(Collection entries)
--------

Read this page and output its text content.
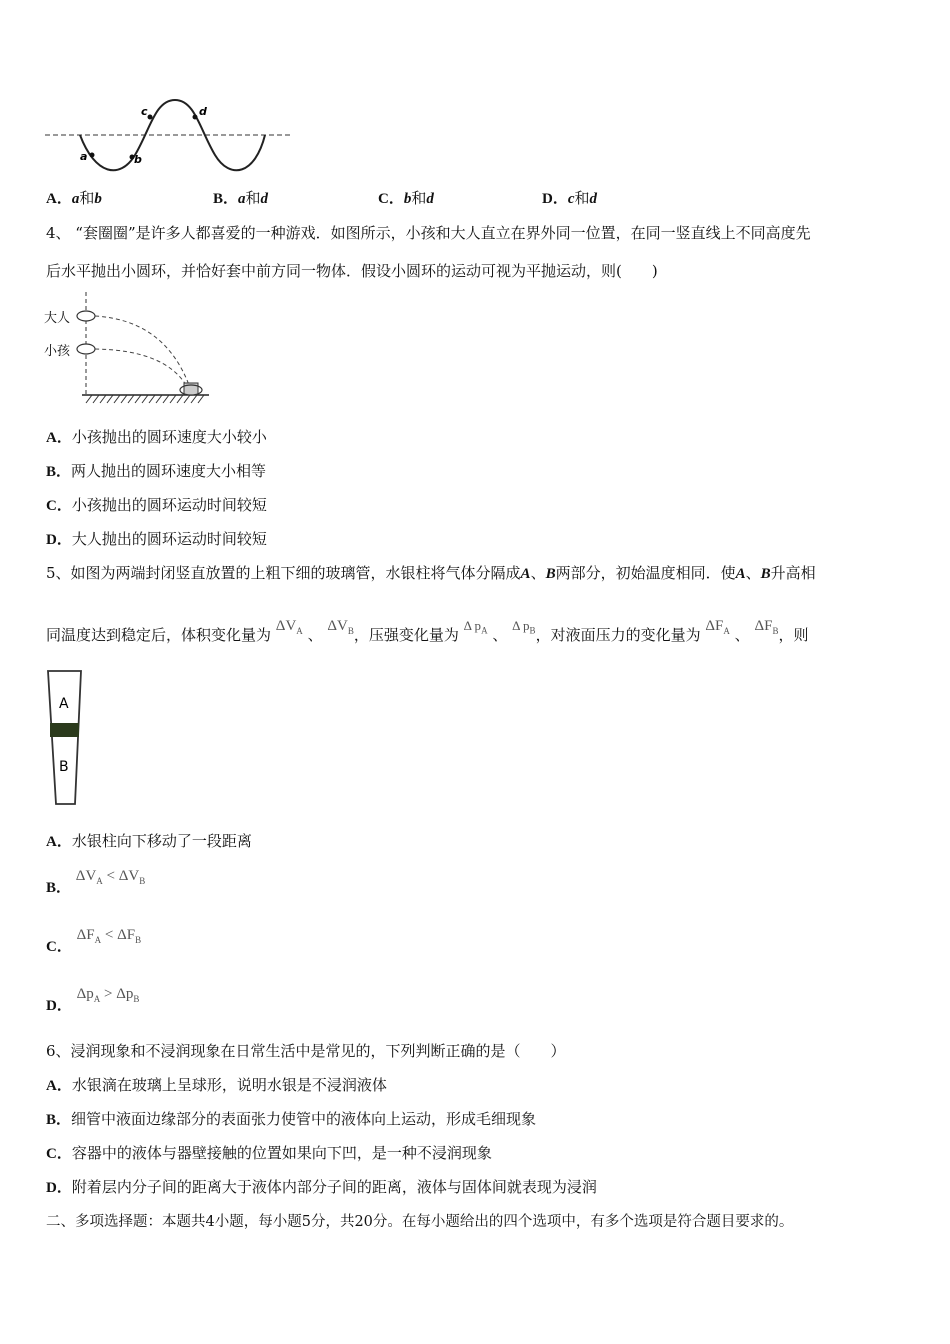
a	b
c	d
A．a和b	B．a和d	C．b和d	D．c和d
4、 “套圈圈”是许多人都喜爱的一种游戏．如图所示，小孩和大人直立在界外同一位置，在同一竖直线上不同高度先
后水平抛出小圆环，并恰好套中前方同一物体．假设小圆环的运动可视为平抛运动，则(　　)
大人
小孩
A．小孩抛出的圆环速度大小较小
B．两人抛出的圆环速度大小相等
C．小孩抛出的圆环运动时间较短
D．大人抛出的圆环运动时间较短
5、如图为两端封闭竖直放置的上粗下细的玻璃管，水银柱将气体分隔成A、B两部分，初始温度相同．使A、B升高相
同温度达到稳定后，体积变化量为 $\Delta V_A$ 、 $\Delta V_B$，压强变化量为 Δ $p_A$ 、 Δ $p_B$，对液面压力的变化量为 $\Delta F_A$ 、 $\Delta F_B$，则
A
B
A．水银柱向下移动了一段距离
B． $\Delta V_A < \Delta V_B$
C． $\Delta F_A < \Delta F_B$
D． $\Delta p_A > \Delta p_B$
6、浸润现象和不浸润现象在日常生活中是常见的，下列判断正确的是（　　）
A．水银滴在玻璃上呈球形，说明水银是不浸润液体
B．细管中液面边缘部分的表面张力使管中的液体向上运动，形成毛细现象
C．容器中的液体与器壁接触的位置如果向下凹，是一种不浸润现象
D．附着层内分子间的距离大于液体内部分子间的距离，液体与固体间就表现为浸润
二、多项选择题：本题共4小题，每小题5分，共20分。在每小题给出的四个选项中，有多个选项是符合题目要求的。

--------

• **Task to carry out**:
Which lines contain the word "Delta"? Copy each one.

• **Response**:
同温度达到稳定后，体积变化量为 $\Delta V_A$ 、 $\Delta V_B$，压强变化量为 Δ $p_A$ 、 Δ $p_B$，对液面压力的变化量为 $\Delta F_A$ 、 $\Delta F_B$，则
B． $\Delta V_A < \Delta V_B$
C． $\Delta F_A < \Delta F_B$
D． $\Delta p_A > \Delta p_B$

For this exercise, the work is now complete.